## BEGIN Entries

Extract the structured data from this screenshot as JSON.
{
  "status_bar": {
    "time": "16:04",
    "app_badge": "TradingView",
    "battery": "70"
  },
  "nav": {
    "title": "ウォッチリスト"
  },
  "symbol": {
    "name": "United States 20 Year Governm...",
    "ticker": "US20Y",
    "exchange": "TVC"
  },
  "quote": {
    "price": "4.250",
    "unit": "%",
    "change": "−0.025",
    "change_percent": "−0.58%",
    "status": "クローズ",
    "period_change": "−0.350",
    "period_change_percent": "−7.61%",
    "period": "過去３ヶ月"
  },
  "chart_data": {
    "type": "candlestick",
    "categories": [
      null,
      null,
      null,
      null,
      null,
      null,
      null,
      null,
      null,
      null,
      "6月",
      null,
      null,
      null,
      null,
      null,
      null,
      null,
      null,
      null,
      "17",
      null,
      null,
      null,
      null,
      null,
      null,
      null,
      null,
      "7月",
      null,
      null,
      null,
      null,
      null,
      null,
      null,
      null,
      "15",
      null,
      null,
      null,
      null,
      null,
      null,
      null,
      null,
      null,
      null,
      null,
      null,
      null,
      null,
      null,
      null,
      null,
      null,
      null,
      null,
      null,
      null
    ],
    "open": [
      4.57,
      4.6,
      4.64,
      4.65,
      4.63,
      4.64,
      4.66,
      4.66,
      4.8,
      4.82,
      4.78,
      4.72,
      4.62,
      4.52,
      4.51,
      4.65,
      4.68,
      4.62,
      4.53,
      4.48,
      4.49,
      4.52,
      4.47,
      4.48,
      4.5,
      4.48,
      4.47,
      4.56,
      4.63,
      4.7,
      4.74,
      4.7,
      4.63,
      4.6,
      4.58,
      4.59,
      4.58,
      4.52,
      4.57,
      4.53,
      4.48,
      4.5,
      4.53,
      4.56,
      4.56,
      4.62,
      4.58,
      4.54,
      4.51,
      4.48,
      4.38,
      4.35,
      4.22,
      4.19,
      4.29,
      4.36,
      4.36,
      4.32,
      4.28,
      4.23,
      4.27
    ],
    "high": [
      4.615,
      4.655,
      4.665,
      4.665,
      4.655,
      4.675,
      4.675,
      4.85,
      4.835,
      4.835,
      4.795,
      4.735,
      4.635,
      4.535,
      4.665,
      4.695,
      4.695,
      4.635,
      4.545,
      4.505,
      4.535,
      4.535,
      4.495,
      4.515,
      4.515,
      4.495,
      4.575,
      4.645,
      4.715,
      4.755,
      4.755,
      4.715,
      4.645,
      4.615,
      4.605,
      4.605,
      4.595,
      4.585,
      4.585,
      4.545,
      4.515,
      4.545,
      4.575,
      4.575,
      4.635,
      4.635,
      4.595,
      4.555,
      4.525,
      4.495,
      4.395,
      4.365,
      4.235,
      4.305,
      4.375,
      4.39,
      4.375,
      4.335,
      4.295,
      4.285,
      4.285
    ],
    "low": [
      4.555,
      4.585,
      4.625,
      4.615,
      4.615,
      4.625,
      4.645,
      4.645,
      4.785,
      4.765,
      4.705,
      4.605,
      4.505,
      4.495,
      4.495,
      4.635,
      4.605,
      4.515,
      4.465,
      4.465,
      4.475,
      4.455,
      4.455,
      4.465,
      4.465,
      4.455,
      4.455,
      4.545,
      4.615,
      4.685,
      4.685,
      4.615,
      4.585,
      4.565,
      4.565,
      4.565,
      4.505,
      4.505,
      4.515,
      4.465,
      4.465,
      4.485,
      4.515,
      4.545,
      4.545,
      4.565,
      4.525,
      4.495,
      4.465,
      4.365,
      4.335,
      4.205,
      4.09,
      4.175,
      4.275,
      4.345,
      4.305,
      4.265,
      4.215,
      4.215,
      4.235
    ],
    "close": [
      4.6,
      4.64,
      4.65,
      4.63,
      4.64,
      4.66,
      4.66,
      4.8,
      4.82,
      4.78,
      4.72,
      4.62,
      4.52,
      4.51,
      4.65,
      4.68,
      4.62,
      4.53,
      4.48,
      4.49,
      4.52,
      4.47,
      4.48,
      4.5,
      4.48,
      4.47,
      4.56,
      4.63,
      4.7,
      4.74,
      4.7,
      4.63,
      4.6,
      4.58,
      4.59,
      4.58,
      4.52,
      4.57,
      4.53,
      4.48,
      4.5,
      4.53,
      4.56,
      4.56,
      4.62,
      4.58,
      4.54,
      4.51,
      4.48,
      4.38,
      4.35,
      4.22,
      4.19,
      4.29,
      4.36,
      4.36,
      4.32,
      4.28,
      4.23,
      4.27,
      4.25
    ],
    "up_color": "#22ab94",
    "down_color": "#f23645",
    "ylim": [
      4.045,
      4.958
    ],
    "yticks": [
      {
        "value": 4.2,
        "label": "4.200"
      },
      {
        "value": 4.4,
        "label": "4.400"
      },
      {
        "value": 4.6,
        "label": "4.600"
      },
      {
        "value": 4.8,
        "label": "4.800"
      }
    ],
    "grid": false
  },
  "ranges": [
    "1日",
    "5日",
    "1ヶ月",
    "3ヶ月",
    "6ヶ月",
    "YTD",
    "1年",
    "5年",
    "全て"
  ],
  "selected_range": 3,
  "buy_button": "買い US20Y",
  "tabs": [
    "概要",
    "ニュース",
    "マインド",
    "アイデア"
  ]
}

## END Entries

## Short exercise
Each record above should be restated word for word.

## Solved exercise
Extract the structured data from this screenshot as JSON.
{
  "status_bar": {
    "time": "16:04",
    "app_badge": "TradingView",
    "battery": "70"
  },
  "nav": {
    "title": "ウォッチリスト"
  },
  "symbol": {
    "name": "United States 20 Year Governm...",
    "ticker": "US20Y",
    "exchange": "TVC"
  },
  "quote": {
    "price": "4.250",
    "unit": "%",
    "change": "−0.025",
    "change_percent": "−0.58%",
    "status": "クローズ",
    "period_change": "−0.350",
    "period_change_percent": "−7.61%",
    "period": "過去３ヶ月"
  },
  "chart_data": {
    "type": "candlestick",
    "categories": [
      null,
      null,
      null,
      null,
      null,
      null,
      null,
      null,
      null,
      null,
      "6月",
      null,
      null,
      null,
      null,
      null,
      null,
      null,
      null,
      null,
      "17",
      null,
      null,
      null,
      null,
      null,
      null,
      null,
      null,
      "7月",
      null,
      null,
      null,
      null,
      null,
      null,
      null,
      null,
      "15",
      null,
      null,
      null,
      null,
      null,
      null,
      null,
      null,
      null,
      null,
      null,
      null,
      null,
      null,
      null,
      null,
      null,
      null,
      null,
      null,
      null,
      null
    ],
    "open": [
      4.57,
      4.6,
      4.64,
      4.65,
      4.63,
      4.64,
      4.66,
      4.66,
      4.8,
      4.82,
      4.78,
      4.72,
      4.62,
      4.52,
      4.51,
      4.65,
      4.68,
      4.62,
      4.53,
      4.48,
      4.49,
      4.52,
      4.47,
      4.48,
      4.5,
      4.48,
      4.47,
      4.56,
      4.63,
      4.7,
      4.74,
      4.7,
      4.63,
      4.6,
      4.58,
      4.59,
      4.58,
      4.52,
      4.57,
      4.53,
      4.48,
      4.5,
      4.53,
      4.56,
      4.56,
      4.62,
      4.58,
      4.54,
      4.51,
      4.48,
      4.38,
      4.35,
      4.22,
      4.19,
      4.29,
      4.36,
      4.36,
      4.32,
      4.28,
      4.23,
      4.27
    ],
    "high": [
      4.615,
      4.655,
      4.665,
      4.665,
      4.655,
      4.675,
      4.675,
      4.85,
      4.835,
      4.835,
      4.795,
      4.735,
      4.635,
      4.535,
      4.665,
      4.695,
      4.695,
      4.635,
      4.545,
      4.505,
      4.535,
      4.535,
      4.495,
      4.515,
      4.515,
      4.495,
      4.575,
      4.645,
      4.715,
      4.755,
      4.755,
      4.715,
      4.645,
      4.615,
      4.605,
      4.605,
      4.595,
      4.585,
      4.585,
      4.545,
      4.515,
      4.545,
      4.575,
      4.575,
      4.635,
      4.635,
      4.595,
      4.555,
      4.525,
      4.495,
      4.395,
      4.365,
      4.235,
      4.305,
      4.375,
      4.39,
      4.375,
      4.335,
      4.295,
      4.285,
      4.285
    ],
    "low": [
      4.555,
      4.585,
      4.625,
      4.615,
      4.615,
      4.625,
      4.645,
      4.645,
      4.785,
      4.765,
      4.705,
      4.605,
      4.505,
      4.495,
      4.495,
      4.635,
      4.605,
      4.515,
      4.465,
      4.465,
      4.475,
      4.455,
      4.455,
      4.465,
      4.465,
      4.455,
      4.455,
      4.545,
      4.615,
      4.685,
      4.685,
      4.615,
      4.585,
      4.565,
      4.565,
      4.565,
      4.505,
      4.505,
      4.515,
      4.465,
      4.465,
      4.485,
      4.515,
      4.545,
      4.545,
      4.565,
      4.525,
      4.495,
      4.465,
      4.365,
      4.335,
      4.205,
      4.09,
      4.175,
      4.275,
      4.345,
      4.305,
      4.265,
      4.215,
      4.215,
      4.235
    ],
    "close": [
      4.6,
      4.64,
      4.65,
      4.63,
      4.64,
      4.66,
      4.66,
      4.8,
      4.82,
      4.78,
      4.72,
      4.62,
      4.52,
      4.51,
      4.65,
      4.68,
      4.62,
      4.53,
      4.48,
      4.49,
      4.52,
      4.47,
      4.48,
      4.5,
      4.48,
      4.47,
      4.56,
      4.63,
      4.7,
      4.74,
      4.7,
      4.63,
      4.6,
      4.58,
      4.59,
      4.58,
      4.52,
      4.57,
      4.53,
      4.48,
      4.5,
      4.53,
      4.56,
      4.56,
      4.62,
      4.58,
      4.54,
      4.51,
      4.48,
      4.38,
      4.35,
      4.22,
      4.19,
      4.29,
      4.36,
      4.36,
      4.32,
      4.28,
      4.23,
      4.27,
      4.25
    ],
    "up_color": "#22ab94",
    "down_color": "#f23645",
    "ylim": [
      4.045,
      4.958
    ],
    "yticks": [
      {
        "value": 4.2,
        "label": "4.200"
      },
      {
        "value": 4.4,
        "label": "4.400"
      },
      {
        "value": 4.6,
        "label": "4.600"
      },
      {
        "value": 4.8,
        "label": "4.800"
      }
    ],
    "grid": false
  },
  "ranges": [
    "1日",
    "5日",
    "1ヶ月",
    "3ヶ月",
    "6ヶ月",
    "YTD",
    "1年",
    "5年",
    "全て"
  ],
  "selected_range": 3,
  "buy_button": "買い US20Y",
  "tabs": [
    "概要",
    "ニュース",
    "マインド",
    "アイデア"
  ]
}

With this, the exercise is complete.